Material for this exercise >>

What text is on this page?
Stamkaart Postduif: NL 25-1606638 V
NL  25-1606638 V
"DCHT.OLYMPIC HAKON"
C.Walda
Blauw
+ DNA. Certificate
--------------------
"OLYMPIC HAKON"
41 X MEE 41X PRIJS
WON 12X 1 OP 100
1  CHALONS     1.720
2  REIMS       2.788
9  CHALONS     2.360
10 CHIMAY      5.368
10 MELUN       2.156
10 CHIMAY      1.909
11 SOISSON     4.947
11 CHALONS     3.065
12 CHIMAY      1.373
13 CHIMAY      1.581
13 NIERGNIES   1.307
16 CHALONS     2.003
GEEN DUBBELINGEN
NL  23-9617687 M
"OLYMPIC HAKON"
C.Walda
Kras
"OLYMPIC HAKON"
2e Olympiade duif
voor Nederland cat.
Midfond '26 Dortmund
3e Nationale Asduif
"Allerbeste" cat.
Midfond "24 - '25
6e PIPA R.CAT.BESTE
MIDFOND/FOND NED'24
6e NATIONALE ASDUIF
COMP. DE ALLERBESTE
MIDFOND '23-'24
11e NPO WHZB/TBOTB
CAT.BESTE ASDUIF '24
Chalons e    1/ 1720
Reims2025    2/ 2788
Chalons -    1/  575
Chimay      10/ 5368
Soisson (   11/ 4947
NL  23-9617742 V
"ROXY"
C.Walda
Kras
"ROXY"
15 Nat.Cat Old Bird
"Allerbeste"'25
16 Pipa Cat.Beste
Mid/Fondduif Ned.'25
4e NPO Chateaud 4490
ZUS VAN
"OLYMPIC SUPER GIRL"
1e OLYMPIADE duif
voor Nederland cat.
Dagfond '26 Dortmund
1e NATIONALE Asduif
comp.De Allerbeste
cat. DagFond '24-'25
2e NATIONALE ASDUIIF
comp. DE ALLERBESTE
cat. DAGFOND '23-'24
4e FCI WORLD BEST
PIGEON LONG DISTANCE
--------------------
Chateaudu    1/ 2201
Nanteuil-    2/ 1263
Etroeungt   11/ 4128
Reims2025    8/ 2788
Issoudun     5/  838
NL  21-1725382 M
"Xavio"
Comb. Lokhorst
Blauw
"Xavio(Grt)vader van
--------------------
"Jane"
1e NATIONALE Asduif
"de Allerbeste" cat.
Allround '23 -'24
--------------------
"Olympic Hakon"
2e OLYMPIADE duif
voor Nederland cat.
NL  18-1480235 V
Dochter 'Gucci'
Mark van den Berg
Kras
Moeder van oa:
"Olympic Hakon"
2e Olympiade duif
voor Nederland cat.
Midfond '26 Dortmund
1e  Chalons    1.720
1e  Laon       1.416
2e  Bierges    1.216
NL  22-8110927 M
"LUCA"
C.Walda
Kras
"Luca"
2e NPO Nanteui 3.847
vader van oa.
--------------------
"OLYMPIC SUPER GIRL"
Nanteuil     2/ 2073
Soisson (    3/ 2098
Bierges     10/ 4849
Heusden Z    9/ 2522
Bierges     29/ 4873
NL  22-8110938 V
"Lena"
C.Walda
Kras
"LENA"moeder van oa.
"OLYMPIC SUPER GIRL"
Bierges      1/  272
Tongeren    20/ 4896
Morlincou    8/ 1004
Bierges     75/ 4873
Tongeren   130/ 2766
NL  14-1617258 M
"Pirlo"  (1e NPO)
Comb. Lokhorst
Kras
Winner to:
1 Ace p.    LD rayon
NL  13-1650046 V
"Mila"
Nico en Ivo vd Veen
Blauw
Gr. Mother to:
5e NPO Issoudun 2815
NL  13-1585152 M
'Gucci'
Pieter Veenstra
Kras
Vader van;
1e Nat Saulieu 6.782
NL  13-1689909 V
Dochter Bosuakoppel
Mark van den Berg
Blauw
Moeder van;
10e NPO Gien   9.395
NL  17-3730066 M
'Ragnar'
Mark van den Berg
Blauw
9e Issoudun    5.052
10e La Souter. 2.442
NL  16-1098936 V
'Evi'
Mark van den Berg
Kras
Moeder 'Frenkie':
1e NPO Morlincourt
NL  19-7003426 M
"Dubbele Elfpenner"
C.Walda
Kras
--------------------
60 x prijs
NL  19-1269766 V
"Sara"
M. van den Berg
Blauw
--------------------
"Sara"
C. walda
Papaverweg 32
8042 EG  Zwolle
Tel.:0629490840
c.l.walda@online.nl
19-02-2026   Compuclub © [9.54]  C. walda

Problem to solve >> Extract every record and return it verbatim.

Task answer >>
What text is on this page?
Stamkaart Postduif: NL 25-1606638 V
NL  25-1606638 V
"DCHT.OLYMPIC HAKON"
C.Walda
Blauw
+ DNA. Certificate
--------------------
"OLYMPIC HAKON"
41 X MEE 41X PRIJS
WON 12X 1 OP 100
1  CHALONS     1.720
2  REIMS       2.788
9  CHALONS     2.360
10 CHIMAY      5.368
10 MELUN       2.156
10 CHIMAY      1.909
11 SOISSON     4.947
11 CHALONS     3.065
12 CHIMAY      1.373
13 CHIMAY      1.581
13 NIERGNIES   1.307
16 CHALONS     2.003
GEEN DUBBELINGEN
NL  23-9617687 M
"OLYMPIC HAKON"
C.Walda
Kras
"OLYMPIC HAKON"
2e Olympiade duif
voor Nederland cat.
Midfond '26 Dortmund
3e Nationale Asduif
"Allerbeste" cat.
Midfond "24 - '25
6e PIPA R.CAT.BESTE
MIDFOND/FOND NED'24
6e NATIONALE ASDUIF
COMP. DE ALLERBESTE
MIDFOND '23-'24
11e NPO WHZB/TBOTB
CAT.BESTE ASDUIF '24
Chalons e    1/ 1720
Reims2025    2/ 2788
Chalons -    1/  575
Chimay      10/ 5368
Soisson (   11/ 4947
NL  23-9617742 V
"ROXY"
C.Walda
Kras
"ROXY"
15 Nat.Cat Old Bird
"Allerbeste"'25
16 Pipa Cat.Beste
Mid/Fondduif Ned.'25
4e NPO Chateaud 4490
ZUS VAN
"OLYMPIC SUPER GIRL"
1e OLYMPIADE duif
voor Nederland cat.
Dagfond '26 Dortmund
1e NATIONALE Asduif
comp.De Allerbeste
cat. DagFond '24-'25
2e NATIONALE ASDUIIF
comp. DE ALLERBESTE
cat. DAGFOND '23-'24
4e FCI WORLD BEST
PIGEON LONG DISTANCE
--------------------
Chateaudu    1/ 2201
Nanteuil-    2/ 1263
Etroeungt   11/ 4128
Reims2025    8/ 2788
Issoudun     5/  838
NL  21-1725382 M
"Xavio"
Comb. Lokhorst
Blauw
"Xavio(Grt)vader van
--------------------
"Jane"
1e NATIONALE Asduif
"de Allerbeste" cat.
Allround '23 -'24
--------------------
"Olympic Hakon"
2e OLYMPIADE duif
voor Nederland cat.
NL  18-1480235 V
Dochter 'Gucci'
Mark van den Berg
Kras
Moeder van oa:
"Olympic Hakon"
2e Olympiade duif
voor Nederland cat.
Midfond '26 Dortmund
1e  Chalons    1.720
1e  Laon       1.416
2e  Bierges    1.216
NL  22-8110927 M
"LUCA"
C.Walda
Kras
"Luca"
2e NPO Nanteui 3.847
vader van oa.
--------------------
"OLYMPIC SUPER GIRL"
Nanteuil     2/ 2073
Soisson (    3/ 2098
Bierges     10/ 4849
Heusden Z    9/ 2522
Bierges     29/ 4873
NL  22-8110938 V
"Lena"
C.Walda
Kras
"LENA"moeder van oa.
"OLYMPIC SUPER GIRL"
Bierges      1/  272
Tongeren    20/ 4896
Morlincou    8/ 1004
Bierges     75/ 4873
Tongeren   130/ 2766
NL  14-1617258 M
"Pirlo"  (1e NPO)
Comb. Lokhorst
Kras
Winner to:
1 Ace p.    LD rayon
NL  13-1650046 V
"Mila"
Nico en Ivo vd Veen
Blauw
Gr. Mother to:
5e NPO Issoudun 2815
NL  13-1585152 M
'Gucci'
Pieter Veenstra
Kras
Vader van;
1e Nat Saulieu 6.782
NL  13-1689909 V
Dochter Bosuakoppel
Mark van den Berg
Blauw
Moeder van;
10e NPO Gien   9.395
NL  17-3730066 M
'Ragnar'
Mark van den Berg
Blauw
9e Issoudun    5.052
10e La Souter. 2.442
NL  16-1098936 V
'Evi'
Mark van den Berg
Kras
Moeder 'Frenkie':
1e NPO Morlincourt
NL  19-7003426 M
"Dubbele Elfpenner"
C.Walda
Kras
--------------------
60 x prijs
NL  19-1269766 V
"Sara"
M. van den Berg
Blauw
--------------------
"Sara"
C. walda
Papaverweg 32
8042 EG  Zwolle
Tel.:0629490840
c.l.walda@online.nl
19-02-2026   Compuclub © [9.54]  C. walda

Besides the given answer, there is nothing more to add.